◆ Trecho da página ◆
+ + + + +
RODEANDO O MUNDO E PASSANDO POR ELE – WILLIAM AZEL COOK



RODEANDO O MUNDO E PASSANDO POR ELE – WILLIAM AZEL COOK
(Through the wildernesses of Brazil: By horse, canoe and float)

CAPÍTULO II

O BOM VELHO E A BIBLIA FALSA

    Passámos o terceiro domingo na Villa de Bella Vista, onde chegámos ao fechar da noite debaixo de chuva, depois de nos termos perdido no matto. Ahi, procurando hospedagem por algum tempo sem resultado, já julgávamos que tinhamos de passar a noite ao fresco, quando um bom velho poz a sua casa ás nossas ordens. Logo que nosso bom amigo soube que levamos a Biblia Sagrada, pertubou-se muito, julgando talvez que hospedava um mau-genio em vez de boa gente, e exclamou: “Tem Biblias falsas?” E dizendo isto abriu uma secretaria de onde tirou uma Biblia de Figueiredo e nos disse: Esta é uma Biblia falsa. Tinha escripto no Livro que a comprára havia dezenove annos, julgando ter comprado uma Biblia boa, mas achara mais tarde que era falsa. O Livro, a divina Luz, ficou, pois, escondido na sua secretaria dezenove annos inteiros. Nós lhe perguntamos: “Por que julga que esta Biblia é falsa?” “É truncada quanto a Maria Santíssima e não ensina que ella foi sempre virgem,” etc., etc. Que infortúnio!

    Este ancião tinha escondido em sua casa por dezenove annos a verdadeira lâmpada de Deus e não o sabia. Conversamos mais com elle sobre o Evangelho e a Egreja evangelica. “Mas” exclamou elle, “na sua Egreja não tem santos?” Sim, Sr., temos muitos; porém os nossos sanctos não são sanctos fabricados, e sim são gente viva que ama a Jesus e segue uma vida pura e sancta. “De certo porém,” disse-nos elle, “não tem imagens na sua egreja?” Sim, temos, mas as nossas imagens não são bonecas, e sim gente viva que obedece á lei de Jesus e imita a sua vida.

UMA PERGUNTA PERTINENTE

    Na mesma villa, á bocca da noite, encontramos na rua tres moços que assistiram á leitura das Escripturas aquella mesma tarde, os quaes nos pediram que lh’as lêssemos outra vez.
+ + + + +
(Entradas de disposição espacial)
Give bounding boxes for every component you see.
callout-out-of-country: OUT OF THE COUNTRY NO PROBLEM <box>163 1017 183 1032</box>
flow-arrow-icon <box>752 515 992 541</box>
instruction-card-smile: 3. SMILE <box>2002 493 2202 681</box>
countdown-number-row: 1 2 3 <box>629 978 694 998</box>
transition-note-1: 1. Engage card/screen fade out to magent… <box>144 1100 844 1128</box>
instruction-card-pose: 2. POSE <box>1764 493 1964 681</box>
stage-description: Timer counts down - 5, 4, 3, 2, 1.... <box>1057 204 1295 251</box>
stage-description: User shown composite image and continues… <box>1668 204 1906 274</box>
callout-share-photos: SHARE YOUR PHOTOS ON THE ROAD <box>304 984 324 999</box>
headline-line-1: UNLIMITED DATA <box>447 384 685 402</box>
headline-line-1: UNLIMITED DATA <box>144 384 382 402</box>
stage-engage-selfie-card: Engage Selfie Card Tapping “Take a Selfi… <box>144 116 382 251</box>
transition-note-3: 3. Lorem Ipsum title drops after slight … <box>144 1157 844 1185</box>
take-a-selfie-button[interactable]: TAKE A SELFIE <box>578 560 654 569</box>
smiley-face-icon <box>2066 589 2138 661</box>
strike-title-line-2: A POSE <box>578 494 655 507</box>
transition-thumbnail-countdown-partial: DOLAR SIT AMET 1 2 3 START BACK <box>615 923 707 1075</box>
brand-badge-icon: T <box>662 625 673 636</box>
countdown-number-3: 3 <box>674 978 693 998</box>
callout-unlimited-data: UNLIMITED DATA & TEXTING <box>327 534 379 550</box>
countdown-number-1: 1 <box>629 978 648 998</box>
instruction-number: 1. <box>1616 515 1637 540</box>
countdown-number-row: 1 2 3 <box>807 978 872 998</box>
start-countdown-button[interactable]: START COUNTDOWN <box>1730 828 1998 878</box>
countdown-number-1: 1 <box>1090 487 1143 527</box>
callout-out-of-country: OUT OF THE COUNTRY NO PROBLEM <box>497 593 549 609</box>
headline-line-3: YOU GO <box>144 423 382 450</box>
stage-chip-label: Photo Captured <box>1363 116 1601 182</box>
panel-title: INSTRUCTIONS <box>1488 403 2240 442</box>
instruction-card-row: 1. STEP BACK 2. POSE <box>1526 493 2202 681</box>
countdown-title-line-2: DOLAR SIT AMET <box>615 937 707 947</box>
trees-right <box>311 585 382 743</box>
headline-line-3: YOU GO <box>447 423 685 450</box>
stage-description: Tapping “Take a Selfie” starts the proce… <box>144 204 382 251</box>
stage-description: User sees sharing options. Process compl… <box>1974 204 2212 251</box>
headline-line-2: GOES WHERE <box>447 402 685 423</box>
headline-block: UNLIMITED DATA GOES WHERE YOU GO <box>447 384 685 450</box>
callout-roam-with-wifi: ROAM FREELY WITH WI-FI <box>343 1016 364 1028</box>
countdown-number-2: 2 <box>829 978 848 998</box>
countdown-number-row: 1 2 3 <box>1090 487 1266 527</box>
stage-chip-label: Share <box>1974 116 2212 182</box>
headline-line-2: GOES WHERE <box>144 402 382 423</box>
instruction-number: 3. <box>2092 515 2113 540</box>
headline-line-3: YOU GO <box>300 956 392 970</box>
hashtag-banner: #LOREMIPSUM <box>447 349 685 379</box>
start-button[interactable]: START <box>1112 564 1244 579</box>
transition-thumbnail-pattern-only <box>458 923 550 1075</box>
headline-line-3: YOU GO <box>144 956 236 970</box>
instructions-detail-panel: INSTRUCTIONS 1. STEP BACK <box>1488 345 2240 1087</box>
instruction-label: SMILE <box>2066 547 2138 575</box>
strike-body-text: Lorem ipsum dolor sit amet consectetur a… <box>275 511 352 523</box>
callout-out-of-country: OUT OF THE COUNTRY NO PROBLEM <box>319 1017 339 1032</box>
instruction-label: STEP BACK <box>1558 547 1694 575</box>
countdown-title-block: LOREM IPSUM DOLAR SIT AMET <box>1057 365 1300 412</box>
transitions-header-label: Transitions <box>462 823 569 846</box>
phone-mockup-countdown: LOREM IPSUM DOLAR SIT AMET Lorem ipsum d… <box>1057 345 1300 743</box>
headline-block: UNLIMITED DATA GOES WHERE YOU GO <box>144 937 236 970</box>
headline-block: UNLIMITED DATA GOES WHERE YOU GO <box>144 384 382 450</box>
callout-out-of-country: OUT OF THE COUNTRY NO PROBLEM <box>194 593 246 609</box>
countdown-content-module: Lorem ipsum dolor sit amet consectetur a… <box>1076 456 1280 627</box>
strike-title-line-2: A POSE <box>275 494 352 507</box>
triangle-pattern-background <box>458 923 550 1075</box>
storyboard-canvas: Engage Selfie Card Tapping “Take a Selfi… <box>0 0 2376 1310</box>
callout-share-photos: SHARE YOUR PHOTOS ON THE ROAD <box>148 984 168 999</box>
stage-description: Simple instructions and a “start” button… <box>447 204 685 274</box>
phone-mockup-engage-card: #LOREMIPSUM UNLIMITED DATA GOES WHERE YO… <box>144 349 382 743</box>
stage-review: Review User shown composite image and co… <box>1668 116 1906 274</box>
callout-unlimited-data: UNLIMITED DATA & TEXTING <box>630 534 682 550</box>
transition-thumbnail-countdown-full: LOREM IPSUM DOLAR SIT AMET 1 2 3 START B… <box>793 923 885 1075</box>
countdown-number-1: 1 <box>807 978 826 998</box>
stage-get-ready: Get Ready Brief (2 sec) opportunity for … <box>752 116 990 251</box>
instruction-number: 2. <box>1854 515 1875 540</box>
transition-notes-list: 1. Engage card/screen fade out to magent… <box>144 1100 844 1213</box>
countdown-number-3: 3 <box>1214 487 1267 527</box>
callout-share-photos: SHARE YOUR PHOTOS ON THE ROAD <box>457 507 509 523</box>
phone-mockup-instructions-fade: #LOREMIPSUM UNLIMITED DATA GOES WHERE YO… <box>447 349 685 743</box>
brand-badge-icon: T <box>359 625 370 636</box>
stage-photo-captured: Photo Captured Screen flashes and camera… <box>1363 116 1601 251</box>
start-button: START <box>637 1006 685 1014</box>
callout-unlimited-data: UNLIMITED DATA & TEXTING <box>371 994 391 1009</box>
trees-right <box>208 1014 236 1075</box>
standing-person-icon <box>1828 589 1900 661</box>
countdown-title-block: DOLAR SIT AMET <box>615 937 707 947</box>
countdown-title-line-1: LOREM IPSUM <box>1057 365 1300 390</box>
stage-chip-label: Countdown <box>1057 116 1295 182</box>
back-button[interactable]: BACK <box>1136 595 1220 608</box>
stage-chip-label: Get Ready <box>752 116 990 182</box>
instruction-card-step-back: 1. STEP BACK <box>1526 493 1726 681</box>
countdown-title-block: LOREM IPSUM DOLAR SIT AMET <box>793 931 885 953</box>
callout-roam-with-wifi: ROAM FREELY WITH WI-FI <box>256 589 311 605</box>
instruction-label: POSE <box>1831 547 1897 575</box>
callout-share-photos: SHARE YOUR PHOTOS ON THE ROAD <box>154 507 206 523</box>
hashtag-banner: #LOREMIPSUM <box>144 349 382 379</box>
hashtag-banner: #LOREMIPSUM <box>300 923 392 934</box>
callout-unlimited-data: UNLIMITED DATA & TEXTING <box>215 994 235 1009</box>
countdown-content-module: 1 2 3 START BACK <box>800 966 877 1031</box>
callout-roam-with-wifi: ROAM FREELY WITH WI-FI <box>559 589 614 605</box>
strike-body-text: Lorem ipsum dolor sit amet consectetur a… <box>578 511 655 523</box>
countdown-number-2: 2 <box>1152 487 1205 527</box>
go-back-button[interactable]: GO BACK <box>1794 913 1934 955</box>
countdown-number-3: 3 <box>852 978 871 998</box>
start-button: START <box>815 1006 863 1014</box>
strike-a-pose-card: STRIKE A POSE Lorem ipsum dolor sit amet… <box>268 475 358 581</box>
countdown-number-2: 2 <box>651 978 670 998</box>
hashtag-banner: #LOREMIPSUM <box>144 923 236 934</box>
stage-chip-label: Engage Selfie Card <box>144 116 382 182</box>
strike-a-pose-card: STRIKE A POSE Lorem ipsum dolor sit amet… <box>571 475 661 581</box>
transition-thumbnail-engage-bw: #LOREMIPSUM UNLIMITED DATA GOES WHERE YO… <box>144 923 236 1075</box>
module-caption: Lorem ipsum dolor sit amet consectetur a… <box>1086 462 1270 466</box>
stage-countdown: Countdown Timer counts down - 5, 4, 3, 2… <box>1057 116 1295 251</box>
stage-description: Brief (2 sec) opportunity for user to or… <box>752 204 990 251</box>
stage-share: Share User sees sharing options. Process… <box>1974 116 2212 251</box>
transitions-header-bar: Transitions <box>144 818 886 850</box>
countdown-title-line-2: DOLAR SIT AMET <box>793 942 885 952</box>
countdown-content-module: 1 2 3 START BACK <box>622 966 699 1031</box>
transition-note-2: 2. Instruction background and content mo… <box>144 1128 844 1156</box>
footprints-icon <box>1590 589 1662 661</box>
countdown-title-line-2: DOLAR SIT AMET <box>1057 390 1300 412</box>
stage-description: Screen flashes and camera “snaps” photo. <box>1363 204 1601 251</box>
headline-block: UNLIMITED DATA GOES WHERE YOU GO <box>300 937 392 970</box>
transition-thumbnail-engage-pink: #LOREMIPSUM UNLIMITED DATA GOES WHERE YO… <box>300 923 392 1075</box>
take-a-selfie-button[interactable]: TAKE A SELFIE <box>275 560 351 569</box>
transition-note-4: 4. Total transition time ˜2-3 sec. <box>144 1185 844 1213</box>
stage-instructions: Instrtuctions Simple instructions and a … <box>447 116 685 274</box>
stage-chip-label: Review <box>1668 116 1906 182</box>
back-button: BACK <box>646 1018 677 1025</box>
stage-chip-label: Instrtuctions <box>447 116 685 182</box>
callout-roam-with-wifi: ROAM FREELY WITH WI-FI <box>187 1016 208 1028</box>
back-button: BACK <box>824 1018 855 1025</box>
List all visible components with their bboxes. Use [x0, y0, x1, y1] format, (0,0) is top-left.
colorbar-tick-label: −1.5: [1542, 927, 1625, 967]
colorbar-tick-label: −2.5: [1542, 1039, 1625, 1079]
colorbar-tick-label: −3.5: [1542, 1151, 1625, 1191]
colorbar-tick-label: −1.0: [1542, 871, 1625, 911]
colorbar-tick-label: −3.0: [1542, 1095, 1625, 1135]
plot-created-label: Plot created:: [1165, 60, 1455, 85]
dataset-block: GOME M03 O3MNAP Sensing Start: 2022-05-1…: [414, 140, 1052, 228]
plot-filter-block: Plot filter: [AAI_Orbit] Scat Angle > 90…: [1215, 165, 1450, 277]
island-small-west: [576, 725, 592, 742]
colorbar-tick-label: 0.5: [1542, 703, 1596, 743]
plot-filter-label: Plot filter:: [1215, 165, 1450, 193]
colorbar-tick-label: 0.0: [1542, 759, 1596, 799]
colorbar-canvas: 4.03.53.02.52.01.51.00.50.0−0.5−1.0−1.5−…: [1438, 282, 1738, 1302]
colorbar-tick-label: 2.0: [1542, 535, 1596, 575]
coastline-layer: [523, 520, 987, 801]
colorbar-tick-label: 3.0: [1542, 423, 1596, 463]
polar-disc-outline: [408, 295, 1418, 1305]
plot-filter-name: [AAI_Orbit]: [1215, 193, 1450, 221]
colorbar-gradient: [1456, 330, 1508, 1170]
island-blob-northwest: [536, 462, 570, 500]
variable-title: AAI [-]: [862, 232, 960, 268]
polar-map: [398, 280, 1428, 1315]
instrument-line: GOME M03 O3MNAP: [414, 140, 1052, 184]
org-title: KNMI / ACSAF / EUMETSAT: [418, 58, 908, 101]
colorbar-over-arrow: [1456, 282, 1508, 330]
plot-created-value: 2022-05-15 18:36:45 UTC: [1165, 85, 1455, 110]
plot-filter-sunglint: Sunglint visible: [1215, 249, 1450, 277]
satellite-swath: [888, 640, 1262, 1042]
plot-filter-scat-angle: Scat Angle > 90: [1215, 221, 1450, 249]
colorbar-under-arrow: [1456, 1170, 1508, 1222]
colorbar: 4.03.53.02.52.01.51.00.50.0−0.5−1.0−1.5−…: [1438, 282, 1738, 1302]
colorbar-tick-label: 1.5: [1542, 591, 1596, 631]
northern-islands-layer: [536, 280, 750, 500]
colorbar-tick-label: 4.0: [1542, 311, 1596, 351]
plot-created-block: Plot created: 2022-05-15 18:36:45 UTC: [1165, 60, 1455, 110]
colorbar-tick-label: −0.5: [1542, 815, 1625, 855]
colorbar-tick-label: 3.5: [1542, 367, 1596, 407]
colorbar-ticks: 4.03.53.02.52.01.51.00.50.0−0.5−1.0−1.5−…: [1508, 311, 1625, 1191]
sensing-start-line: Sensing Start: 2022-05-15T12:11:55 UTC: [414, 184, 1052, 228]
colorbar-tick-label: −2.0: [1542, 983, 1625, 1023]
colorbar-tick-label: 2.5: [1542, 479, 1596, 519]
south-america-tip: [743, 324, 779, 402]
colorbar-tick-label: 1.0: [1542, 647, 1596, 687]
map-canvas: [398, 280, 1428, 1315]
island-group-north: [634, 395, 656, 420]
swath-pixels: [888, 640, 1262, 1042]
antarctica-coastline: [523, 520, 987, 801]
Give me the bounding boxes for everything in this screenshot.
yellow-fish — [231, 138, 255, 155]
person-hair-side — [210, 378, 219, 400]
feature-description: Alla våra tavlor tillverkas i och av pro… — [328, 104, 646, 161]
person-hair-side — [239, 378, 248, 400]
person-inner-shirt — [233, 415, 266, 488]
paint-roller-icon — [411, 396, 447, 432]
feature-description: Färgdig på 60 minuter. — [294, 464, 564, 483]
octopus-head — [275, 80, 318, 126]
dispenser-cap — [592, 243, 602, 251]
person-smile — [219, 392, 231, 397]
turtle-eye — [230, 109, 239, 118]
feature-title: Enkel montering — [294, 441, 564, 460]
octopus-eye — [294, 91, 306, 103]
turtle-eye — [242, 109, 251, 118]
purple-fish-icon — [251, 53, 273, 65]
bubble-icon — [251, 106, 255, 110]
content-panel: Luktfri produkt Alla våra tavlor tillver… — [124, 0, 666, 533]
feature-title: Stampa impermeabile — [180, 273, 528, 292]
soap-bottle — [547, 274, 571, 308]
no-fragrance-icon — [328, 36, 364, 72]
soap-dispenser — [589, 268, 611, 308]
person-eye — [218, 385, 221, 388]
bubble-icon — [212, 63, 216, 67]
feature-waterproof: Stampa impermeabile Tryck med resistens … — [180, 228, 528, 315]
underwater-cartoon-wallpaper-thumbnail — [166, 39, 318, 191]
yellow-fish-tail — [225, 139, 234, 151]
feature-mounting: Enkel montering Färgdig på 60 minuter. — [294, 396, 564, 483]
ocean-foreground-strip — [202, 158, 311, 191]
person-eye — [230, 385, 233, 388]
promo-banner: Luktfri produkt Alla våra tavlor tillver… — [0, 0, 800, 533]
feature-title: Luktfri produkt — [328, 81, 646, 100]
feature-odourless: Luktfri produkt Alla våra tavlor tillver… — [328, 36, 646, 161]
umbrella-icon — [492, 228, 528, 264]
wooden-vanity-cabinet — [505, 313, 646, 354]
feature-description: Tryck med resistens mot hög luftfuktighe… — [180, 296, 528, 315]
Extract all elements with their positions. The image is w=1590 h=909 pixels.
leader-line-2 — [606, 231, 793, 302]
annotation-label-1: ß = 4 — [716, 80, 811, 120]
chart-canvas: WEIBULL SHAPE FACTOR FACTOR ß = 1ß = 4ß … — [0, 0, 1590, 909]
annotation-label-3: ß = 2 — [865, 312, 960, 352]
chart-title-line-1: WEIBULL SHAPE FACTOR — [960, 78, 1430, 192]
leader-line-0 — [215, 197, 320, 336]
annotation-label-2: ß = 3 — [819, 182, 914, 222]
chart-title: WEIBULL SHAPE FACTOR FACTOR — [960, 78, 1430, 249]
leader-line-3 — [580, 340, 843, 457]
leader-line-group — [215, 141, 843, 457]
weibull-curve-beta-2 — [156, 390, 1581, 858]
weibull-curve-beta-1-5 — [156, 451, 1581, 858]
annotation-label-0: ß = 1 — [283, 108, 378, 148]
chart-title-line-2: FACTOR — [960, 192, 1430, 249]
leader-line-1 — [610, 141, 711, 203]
+ + + + +
◆ Exercícios propostos ◆
A - Traduza para o inglês esta frase do trecho da página: “Passámos o terceiro domingo na Villa de Bella Vista, onde chegámos ao fechar da noite debaixo de chuva, depois de nos termos perdido no matto.”
B - No trecho da página, por quantos anos a Bíblia de Figueiredo ficou escondida na secretaria do velho?

◆ Respostas dos exercícios ◆
A - We spent the third Sunday in the town of Bella Vista, where we arrived at nightfall in the rain, after having gotten lost in the woods.

B - Por dezenove anos inteiros.